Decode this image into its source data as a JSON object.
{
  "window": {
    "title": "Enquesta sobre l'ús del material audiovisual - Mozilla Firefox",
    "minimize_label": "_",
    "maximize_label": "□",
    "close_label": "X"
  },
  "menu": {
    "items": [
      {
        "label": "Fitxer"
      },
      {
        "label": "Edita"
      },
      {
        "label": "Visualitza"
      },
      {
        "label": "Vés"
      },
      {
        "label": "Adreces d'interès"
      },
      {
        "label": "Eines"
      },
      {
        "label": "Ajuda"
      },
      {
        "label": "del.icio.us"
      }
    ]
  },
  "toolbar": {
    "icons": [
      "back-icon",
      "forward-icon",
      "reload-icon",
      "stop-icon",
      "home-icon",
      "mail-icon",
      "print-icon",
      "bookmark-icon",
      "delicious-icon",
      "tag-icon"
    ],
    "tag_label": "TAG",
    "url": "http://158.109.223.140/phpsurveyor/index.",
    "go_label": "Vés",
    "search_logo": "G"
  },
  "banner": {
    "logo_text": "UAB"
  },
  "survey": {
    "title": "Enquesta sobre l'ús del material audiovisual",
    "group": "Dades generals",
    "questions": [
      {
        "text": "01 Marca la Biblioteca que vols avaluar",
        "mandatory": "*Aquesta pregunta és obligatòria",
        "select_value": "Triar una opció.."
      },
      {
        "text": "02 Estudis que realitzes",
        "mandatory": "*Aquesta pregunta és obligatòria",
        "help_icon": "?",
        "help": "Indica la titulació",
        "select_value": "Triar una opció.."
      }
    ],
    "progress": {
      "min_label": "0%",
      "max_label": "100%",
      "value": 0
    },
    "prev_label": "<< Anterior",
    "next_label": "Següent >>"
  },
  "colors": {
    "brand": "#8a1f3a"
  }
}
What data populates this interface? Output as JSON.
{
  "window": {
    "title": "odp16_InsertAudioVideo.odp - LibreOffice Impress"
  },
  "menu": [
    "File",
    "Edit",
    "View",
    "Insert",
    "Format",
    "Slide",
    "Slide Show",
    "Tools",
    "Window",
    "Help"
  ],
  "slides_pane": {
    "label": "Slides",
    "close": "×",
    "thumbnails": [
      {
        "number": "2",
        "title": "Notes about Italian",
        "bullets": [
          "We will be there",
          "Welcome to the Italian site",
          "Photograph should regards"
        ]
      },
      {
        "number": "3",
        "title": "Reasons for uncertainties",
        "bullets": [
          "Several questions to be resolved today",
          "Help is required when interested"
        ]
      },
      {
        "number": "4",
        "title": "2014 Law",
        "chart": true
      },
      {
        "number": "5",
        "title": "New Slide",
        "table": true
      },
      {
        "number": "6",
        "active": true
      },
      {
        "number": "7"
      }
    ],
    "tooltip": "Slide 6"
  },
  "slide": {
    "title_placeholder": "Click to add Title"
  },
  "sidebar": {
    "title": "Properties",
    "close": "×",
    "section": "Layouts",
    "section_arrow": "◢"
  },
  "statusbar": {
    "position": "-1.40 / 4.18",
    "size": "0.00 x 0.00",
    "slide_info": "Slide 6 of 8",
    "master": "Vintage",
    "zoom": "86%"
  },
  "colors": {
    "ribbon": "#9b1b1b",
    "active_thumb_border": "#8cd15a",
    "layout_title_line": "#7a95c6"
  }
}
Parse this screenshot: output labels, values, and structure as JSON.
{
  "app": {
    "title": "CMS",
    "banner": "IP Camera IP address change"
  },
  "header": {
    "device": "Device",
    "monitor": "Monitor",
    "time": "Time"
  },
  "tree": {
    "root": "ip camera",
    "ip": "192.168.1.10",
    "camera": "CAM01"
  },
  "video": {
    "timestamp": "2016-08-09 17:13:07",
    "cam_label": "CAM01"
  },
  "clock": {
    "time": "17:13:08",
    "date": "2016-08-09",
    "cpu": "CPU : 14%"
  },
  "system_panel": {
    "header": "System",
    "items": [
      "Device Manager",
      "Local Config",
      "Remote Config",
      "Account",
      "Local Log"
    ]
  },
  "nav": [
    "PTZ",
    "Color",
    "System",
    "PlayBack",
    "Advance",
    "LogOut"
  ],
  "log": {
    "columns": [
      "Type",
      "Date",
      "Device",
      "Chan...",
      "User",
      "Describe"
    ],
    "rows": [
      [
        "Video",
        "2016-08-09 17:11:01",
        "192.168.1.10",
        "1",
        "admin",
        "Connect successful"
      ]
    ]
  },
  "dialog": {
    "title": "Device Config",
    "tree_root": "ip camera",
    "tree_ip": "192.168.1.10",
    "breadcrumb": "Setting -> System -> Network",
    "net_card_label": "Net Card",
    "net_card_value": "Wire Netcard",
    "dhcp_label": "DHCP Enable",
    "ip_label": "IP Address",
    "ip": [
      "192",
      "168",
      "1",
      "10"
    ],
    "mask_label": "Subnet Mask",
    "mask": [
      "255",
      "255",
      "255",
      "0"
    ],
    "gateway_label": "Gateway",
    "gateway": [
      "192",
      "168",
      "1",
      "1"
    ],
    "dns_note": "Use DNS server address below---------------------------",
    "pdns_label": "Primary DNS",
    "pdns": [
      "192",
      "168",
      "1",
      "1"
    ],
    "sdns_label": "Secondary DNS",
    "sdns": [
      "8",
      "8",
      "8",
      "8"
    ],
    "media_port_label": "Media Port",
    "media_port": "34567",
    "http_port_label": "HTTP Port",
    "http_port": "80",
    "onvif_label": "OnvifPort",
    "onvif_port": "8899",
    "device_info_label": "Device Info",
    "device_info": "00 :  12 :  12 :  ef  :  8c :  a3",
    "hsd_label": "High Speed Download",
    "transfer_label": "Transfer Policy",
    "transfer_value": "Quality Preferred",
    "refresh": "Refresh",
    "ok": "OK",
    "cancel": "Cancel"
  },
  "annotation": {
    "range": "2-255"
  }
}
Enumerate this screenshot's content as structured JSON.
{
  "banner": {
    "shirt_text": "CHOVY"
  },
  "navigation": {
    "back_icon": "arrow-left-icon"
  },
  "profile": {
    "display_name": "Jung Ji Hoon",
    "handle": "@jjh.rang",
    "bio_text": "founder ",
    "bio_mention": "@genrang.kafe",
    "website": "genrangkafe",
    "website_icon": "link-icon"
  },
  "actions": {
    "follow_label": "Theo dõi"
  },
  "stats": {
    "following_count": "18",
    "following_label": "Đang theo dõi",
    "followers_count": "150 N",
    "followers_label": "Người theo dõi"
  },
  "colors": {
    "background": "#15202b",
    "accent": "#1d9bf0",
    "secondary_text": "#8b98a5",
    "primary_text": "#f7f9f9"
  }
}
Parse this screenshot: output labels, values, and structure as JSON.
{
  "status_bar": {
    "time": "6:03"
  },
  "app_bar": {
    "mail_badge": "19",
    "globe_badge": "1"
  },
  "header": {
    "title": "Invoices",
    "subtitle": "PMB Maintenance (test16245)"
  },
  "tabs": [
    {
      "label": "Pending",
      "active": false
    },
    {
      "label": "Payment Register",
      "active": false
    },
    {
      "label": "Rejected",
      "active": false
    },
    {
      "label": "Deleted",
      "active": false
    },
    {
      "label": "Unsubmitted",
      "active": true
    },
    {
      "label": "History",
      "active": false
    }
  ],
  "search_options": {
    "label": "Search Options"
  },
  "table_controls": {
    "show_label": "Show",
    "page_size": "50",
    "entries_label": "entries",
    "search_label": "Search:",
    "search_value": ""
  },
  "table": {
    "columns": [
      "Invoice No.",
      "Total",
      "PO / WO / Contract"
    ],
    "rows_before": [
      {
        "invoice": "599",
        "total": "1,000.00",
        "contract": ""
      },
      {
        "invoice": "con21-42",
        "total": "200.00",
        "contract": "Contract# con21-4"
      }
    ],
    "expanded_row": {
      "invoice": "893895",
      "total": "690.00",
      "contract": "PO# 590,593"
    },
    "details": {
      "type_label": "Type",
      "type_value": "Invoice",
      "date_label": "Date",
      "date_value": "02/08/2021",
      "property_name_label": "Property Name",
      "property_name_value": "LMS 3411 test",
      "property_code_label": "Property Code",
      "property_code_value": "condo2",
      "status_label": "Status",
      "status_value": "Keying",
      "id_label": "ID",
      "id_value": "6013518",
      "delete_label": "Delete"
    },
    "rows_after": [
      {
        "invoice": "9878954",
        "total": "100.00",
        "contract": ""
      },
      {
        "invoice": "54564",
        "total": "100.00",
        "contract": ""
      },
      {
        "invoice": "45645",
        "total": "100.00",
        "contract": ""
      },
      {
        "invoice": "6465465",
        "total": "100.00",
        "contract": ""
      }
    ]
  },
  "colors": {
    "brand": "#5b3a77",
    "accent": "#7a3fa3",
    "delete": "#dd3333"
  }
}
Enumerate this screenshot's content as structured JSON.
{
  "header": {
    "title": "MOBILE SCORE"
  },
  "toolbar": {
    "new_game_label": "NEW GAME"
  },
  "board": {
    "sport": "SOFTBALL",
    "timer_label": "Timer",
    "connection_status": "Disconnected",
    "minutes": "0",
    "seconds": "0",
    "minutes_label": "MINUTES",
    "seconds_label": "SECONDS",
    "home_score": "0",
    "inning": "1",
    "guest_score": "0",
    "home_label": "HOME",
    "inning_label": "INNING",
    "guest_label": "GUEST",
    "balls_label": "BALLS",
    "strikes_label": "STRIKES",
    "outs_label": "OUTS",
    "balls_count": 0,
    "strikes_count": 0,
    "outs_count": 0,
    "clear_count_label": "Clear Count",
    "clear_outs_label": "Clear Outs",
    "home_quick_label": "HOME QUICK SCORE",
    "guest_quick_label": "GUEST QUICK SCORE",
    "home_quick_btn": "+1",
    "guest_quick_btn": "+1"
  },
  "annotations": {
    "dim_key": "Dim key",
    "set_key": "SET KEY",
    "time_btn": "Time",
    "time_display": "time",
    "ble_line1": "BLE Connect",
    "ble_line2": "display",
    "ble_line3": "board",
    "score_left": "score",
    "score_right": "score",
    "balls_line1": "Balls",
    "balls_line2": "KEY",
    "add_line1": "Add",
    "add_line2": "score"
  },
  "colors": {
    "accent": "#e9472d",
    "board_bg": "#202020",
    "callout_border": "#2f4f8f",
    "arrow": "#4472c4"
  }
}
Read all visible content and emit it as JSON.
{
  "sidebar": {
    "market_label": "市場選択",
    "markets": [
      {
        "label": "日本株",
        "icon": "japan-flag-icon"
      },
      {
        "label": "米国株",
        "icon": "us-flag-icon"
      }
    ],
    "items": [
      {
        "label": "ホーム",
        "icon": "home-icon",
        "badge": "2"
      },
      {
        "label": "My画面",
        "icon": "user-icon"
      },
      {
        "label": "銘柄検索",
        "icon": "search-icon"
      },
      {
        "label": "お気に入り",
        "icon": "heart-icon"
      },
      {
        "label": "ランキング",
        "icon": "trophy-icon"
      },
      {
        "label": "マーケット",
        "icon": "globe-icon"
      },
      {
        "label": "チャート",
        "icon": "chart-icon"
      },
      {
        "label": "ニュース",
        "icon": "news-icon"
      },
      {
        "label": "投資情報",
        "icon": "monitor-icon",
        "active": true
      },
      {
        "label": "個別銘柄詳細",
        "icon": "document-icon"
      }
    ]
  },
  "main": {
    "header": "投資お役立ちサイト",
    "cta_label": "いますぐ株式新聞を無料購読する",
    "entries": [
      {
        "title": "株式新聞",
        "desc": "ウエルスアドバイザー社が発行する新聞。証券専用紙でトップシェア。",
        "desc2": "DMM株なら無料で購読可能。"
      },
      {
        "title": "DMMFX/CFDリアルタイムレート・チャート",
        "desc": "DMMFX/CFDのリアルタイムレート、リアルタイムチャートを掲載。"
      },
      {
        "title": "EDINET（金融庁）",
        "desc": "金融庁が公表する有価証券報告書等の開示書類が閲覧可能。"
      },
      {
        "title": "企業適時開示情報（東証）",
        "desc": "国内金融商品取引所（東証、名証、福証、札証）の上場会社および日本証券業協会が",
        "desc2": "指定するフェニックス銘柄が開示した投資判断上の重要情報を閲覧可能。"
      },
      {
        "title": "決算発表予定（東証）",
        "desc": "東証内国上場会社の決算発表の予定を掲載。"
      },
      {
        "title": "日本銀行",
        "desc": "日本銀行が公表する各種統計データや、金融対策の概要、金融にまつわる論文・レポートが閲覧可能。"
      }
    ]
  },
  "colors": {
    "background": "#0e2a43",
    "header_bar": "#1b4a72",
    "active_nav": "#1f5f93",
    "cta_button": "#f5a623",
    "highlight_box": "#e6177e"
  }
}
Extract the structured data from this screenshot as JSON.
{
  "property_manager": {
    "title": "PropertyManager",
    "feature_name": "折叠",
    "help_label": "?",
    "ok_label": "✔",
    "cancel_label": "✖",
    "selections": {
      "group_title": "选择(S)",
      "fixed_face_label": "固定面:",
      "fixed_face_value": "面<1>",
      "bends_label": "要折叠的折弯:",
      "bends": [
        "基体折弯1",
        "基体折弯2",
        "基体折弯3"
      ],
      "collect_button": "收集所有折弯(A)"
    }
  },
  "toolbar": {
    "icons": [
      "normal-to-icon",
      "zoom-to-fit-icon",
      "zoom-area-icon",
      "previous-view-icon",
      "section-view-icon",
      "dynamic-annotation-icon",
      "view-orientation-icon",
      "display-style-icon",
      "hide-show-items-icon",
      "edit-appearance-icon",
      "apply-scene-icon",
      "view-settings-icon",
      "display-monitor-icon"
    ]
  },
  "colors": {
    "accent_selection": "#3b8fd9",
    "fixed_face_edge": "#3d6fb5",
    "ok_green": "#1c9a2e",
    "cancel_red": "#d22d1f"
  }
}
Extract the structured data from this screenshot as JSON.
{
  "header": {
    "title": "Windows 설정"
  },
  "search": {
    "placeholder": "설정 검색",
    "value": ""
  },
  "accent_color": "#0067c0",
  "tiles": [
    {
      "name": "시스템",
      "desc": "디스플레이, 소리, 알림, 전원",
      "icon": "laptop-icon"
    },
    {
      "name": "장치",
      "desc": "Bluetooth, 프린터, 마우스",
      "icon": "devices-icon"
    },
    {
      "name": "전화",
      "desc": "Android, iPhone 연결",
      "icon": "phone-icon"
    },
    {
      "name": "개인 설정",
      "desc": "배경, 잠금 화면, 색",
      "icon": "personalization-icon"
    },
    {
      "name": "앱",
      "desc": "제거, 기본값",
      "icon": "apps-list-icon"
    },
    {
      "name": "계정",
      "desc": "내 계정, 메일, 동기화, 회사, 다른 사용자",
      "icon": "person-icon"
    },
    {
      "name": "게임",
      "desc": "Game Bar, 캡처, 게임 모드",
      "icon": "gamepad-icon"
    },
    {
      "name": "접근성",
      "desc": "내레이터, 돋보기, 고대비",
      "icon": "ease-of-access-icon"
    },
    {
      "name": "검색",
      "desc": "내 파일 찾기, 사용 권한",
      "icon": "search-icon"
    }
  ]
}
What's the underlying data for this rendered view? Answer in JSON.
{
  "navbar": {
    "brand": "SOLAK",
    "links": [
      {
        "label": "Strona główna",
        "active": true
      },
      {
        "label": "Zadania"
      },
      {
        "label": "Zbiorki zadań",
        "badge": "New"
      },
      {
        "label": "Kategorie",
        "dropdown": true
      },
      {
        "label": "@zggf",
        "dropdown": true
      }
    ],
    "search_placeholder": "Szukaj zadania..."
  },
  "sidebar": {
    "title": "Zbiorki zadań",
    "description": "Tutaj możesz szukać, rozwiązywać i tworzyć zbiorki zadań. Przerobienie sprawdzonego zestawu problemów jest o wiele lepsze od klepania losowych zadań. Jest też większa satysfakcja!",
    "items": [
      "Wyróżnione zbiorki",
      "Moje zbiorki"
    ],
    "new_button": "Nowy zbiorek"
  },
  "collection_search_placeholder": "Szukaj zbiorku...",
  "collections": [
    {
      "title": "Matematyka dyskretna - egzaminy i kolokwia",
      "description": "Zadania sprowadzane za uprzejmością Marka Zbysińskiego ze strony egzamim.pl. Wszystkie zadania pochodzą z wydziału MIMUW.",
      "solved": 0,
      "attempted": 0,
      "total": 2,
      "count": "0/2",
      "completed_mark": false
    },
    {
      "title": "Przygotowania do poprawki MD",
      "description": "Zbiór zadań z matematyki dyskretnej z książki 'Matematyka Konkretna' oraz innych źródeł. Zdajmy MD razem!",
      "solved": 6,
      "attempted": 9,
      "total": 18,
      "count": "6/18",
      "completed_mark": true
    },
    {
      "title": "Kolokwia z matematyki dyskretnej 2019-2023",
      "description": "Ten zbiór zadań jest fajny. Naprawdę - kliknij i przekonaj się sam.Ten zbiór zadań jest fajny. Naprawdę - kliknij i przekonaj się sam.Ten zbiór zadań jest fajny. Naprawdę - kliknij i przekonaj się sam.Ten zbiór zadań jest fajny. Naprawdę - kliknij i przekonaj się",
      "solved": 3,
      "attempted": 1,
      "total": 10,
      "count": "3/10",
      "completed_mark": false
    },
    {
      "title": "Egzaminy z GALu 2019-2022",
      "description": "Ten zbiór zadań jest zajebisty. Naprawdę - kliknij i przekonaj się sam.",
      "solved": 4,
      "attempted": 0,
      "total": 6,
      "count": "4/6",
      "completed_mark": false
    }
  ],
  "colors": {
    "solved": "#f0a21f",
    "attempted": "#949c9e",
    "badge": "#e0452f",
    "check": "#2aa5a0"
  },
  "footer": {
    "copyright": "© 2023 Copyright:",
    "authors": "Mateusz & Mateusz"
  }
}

Written exercise =>
Count every line above that holds the word "attempted", and state the number and nothing more.

The reply =>
5